Penn verlegte die Geschichte in die USA und besetzte
Nicholson in der Rolle des kurz vor der Pensionierung stehenden Detectives Jerry Black, der den Fall eines sexuell missbrauchten und bestialisch ermordeten Mädchens aufzuklären hat. Er verspricht der Mutter des ermordeten Mädchens, den Täter zu fassen, doch als der vermeintliche Mörder verhaftet wird, ist Jerry nach wie vor davon überzeugt, dass der wahre Täter sich noch irgendwo da draußen herumtreibt und bereits sein nächstes Opfer sucht. Black plant eine riskante Falle und bringt damit das Leben eines weiteren Mädchens in Gefahr.
„Das Beste an diesem ungewöhnlichen, in vieler Hinsicht aus dem Rahmen fallenden Film sind aber die atemberaubenden, alptraumhaften Bilder, die
Penn gelingen. Oft ganz nah auch an den toten Dingen, manchmal ganz aus der Distanz: Etwa wie
Nicholson durch hunderte von Truthähnen schreitet, wie er dort im riesigen Stall die Todesnachricht überbringt – gefilmt in der Totale. Oder später, wie er im Wald wartet, voller Gewißheit: Irgendwo draußen ist er. Der Mörder.
Dem Zuschauer wird die letzte Sicherheit vorenthalten. Aber der Raum, erfahren wir hier, Schicksal und Reichtum Amerikas, ist auch Bedrohung. Und die Welt ist eine Hölle“, urteilt Rüdiger Suchsland in seiner Rezension auf
artechock.de.
Davor war Penn in starken Hauptrollen zu sehen, so in
Oliver Stones "U-Turn",
David Finchers "The Game" (beide 1997) und in
Terrence Malicks Kriegsdrama
"Der schmale Grat" (1998).
Nachdem
Penn den amerikanischen Part zum Episodenfilm
„11‘09“01 – September 11“ beigesteuert hatte, adaptierte er 2007 das biografische Drama
„Into The Wild“ von
Jon Krakauer. Es erzählt die wahre Geschichte des erfolgreichen Hochschulabsolventen Christopher McCandless (
Emile Hirsch), der im Sommer 1990 seine Ersparnisse der Wohlfahrt spendet, sich von seinen gut situierten Eltern (
William Hurt und
Marcia Gay Harden) lossagt und durch die Vereinigten Staaten reist, auf der Suche nach sich selbst, wobei er die unterschiedlichsten Gebiete und Menschen kennenlernt.
„Regisseur
Penn inszeniert seine epische Geschichte mit feinem Händchen und entfacht einen wahren poetischen Rausch an atemberaubenden Bildertableaus, die mit bewegenden Folksongs von
Pearl-Jam-Frontmann
Eddie Vedder unterlegt sind – eindeutig die größte Stärke und Motors des Films, der mit 140 Minuten eine beachtliche Länge aufweist.

________________________

Fassen Sie den Absatz im zitierten Auszug oben, der mit „Nachdem Penn den amerikanischen Part“ beginnt, als kurze Stichpunktliste mit seinen wesentlichen Fakten zusammen.

» **DATENSÄTZE**

________________________

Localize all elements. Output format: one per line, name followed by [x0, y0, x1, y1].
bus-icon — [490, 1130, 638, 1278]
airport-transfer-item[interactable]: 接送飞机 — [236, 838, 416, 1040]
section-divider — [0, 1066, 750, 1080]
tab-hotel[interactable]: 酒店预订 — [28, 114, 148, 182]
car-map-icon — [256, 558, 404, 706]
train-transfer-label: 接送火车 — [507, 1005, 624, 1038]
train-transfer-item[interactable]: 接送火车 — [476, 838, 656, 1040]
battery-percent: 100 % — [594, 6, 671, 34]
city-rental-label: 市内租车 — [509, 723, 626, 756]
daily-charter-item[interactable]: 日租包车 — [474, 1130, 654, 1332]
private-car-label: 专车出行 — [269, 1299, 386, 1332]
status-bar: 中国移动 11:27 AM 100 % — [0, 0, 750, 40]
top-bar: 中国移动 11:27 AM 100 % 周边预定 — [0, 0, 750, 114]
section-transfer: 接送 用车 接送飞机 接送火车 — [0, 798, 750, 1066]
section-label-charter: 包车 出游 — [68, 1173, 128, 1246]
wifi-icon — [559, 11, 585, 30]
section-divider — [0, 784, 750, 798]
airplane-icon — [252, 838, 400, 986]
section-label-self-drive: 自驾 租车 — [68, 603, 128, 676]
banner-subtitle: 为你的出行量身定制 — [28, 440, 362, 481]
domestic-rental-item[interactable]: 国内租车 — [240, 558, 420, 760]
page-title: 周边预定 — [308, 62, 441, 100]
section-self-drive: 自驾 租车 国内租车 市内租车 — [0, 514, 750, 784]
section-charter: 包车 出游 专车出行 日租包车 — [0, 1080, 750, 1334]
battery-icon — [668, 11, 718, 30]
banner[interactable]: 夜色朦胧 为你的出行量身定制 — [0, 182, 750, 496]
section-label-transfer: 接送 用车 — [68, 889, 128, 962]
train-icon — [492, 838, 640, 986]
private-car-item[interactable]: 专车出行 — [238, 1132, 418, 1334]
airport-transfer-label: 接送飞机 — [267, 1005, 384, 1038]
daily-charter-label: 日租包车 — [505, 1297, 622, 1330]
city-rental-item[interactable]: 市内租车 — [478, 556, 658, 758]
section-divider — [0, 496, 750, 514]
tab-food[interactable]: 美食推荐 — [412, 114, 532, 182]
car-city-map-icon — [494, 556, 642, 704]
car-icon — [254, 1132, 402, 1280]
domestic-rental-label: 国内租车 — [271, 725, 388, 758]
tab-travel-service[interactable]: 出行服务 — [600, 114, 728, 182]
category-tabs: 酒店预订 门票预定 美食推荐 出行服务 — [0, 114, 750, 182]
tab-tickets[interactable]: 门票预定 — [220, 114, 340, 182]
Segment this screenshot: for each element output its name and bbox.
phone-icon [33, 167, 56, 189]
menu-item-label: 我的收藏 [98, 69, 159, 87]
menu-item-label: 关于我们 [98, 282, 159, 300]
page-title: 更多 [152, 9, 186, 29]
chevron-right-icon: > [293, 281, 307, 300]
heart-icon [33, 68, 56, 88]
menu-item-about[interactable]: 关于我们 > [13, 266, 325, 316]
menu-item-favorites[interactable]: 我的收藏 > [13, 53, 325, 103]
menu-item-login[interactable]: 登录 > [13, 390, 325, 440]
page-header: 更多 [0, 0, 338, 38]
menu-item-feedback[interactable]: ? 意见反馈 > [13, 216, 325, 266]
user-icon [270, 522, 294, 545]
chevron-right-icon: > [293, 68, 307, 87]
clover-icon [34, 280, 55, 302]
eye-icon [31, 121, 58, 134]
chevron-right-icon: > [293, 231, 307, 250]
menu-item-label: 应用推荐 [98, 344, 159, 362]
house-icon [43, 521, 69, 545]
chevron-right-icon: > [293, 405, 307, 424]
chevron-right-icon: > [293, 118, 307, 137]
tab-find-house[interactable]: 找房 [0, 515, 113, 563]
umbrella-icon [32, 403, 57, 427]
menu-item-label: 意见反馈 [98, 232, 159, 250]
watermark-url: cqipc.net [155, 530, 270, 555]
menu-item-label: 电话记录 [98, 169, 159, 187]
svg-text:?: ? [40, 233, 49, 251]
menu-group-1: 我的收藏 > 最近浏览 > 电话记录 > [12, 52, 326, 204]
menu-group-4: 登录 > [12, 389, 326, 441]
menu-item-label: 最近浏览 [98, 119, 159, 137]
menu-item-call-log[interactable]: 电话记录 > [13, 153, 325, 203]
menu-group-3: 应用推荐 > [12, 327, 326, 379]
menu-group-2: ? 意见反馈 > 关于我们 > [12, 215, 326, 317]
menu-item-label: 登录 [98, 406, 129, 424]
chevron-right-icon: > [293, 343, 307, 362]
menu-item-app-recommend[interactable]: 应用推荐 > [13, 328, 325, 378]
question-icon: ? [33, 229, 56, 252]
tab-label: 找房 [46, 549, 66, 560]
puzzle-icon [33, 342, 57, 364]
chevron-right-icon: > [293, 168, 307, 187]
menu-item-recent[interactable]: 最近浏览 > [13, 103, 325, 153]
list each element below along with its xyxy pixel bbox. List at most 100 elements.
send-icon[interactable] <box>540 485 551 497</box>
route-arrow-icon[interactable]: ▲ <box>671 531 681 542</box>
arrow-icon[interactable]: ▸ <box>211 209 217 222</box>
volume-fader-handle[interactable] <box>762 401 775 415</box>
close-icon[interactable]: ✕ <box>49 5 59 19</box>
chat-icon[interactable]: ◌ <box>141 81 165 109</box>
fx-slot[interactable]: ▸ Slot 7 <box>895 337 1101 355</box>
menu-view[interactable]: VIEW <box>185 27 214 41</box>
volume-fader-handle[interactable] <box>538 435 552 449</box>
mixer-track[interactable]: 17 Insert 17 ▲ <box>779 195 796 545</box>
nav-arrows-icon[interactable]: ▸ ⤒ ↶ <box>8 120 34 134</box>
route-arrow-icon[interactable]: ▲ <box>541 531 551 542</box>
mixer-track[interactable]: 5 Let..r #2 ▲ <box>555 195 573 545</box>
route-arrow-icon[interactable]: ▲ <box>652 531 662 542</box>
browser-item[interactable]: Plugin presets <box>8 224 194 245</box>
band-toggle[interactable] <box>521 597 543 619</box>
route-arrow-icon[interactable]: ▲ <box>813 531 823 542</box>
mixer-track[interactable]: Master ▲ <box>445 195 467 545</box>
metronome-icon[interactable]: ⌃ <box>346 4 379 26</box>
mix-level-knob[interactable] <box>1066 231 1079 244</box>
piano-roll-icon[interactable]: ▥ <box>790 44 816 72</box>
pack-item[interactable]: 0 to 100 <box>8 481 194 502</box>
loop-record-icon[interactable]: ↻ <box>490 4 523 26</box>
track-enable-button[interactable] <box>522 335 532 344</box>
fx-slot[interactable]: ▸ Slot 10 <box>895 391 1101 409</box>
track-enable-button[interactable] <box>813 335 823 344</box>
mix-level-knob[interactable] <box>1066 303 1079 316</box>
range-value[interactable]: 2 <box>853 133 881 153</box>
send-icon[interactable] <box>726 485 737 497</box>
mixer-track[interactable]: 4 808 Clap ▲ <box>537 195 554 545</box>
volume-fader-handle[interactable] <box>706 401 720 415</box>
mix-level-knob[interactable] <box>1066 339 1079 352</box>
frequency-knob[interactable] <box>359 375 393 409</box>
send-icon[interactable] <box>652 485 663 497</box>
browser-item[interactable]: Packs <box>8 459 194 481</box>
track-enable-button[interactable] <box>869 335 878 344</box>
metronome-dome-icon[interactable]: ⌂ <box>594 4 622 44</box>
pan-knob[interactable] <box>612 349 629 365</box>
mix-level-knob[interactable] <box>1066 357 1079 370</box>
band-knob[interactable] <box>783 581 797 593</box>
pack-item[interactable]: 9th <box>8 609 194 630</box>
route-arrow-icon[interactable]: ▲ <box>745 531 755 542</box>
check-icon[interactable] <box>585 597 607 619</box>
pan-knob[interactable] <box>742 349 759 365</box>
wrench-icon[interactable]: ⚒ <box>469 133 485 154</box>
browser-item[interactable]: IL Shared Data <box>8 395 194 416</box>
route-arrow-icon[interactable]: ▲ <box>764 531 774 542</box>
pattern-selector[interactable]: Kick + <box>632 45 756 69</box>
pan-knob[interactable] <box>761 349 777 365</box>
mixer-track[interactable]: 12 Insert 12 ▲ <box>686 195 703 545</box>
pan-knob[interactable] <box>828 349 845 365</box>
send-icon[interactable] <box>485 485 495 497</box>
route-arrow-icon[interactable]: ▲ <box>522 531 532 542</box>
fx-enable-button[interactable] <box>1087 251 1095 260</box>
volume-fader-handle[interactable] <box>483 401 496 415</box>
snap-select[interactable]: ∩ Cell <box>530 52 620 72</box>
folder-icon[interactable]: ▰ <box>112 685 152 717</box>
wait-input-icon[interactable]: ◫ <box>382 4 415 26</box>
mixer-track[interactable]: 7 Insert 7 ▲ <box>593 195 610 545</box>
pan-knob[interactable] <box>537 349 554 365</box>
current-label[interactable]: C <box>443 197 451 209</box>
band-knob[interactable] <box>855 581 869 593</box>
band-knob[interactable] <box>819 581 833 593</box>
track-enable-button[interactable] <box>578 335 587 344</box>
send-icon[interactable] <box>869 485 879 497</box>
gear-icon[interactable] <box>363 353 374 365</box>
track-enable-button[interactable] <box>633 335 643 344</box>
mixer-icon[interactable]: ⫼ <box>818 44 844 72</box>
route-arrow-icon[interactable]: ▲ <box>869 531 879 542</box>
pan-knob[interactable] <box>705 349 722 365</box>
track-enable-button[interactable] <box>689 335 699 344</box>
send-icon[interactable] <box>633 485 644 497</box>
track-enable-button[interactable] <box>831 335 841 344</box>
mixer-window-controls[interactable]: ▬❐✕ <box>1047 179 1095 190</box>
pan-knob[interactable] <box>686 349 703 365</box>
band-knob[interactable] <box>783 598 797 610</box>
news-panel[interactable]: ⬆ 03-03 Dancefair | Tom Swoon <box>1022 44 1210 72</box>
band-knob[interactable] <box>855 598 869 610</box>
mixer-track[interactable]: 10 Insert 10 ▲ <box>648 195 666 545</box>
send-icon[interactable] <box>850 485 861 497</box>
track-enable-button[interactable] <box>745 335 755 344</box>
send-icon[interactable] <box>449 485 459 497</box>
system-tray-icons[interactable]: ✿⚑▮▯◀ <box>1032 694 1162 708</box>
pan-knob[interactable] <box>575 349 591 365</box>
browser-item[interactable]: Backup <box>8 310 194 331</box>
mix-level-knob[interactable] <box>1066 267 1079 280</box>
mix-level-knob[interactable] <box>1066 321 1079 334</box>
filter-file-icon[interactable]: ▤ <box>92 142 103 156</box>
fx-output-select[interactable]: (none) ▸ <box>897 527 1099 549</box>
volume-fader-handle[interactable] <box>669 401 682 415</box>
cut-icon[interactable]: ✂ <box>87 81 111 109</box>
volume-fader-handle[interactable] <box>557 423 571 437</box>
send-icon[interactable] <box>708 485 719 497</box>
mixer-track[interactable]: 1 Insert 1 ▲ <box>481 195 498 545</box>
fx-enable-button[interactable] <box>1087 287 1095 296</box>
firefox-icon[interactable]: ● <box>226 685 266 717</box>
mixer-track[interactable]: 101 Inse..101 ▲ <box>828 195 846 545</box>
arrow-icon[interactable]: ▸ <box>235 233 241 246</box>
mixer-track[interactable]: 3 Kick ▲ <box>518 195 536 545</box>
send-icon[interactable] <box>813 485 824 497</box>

________________________

» **LÖSUNG**
- Penn steuerte den amerikanischen Teil zum Episodenfilm „11‘09“01 – September 11“ bei.
- Danach adaptierte er 2007 das biografische Drama „Into The Wild“ von Jon Krakauer.
- Der Film erzählt die wahre Geschichte des erfolgreichen Hochschulabsolventen Christopher McCandless (Emile Hirsch).
- Im Sommer 1990 spendet McCandless seine Ersparnisse der Wohlfahrt und sagt sich von seinen gut situierten Eltern (William Hurt und Marcia Gay Harden) los.
- Auf der Suche nach sich selbst reist er durch die Vereinigten Staaten und lernt dabei die unterschiedlichsten Gebiete und Menschen kennen.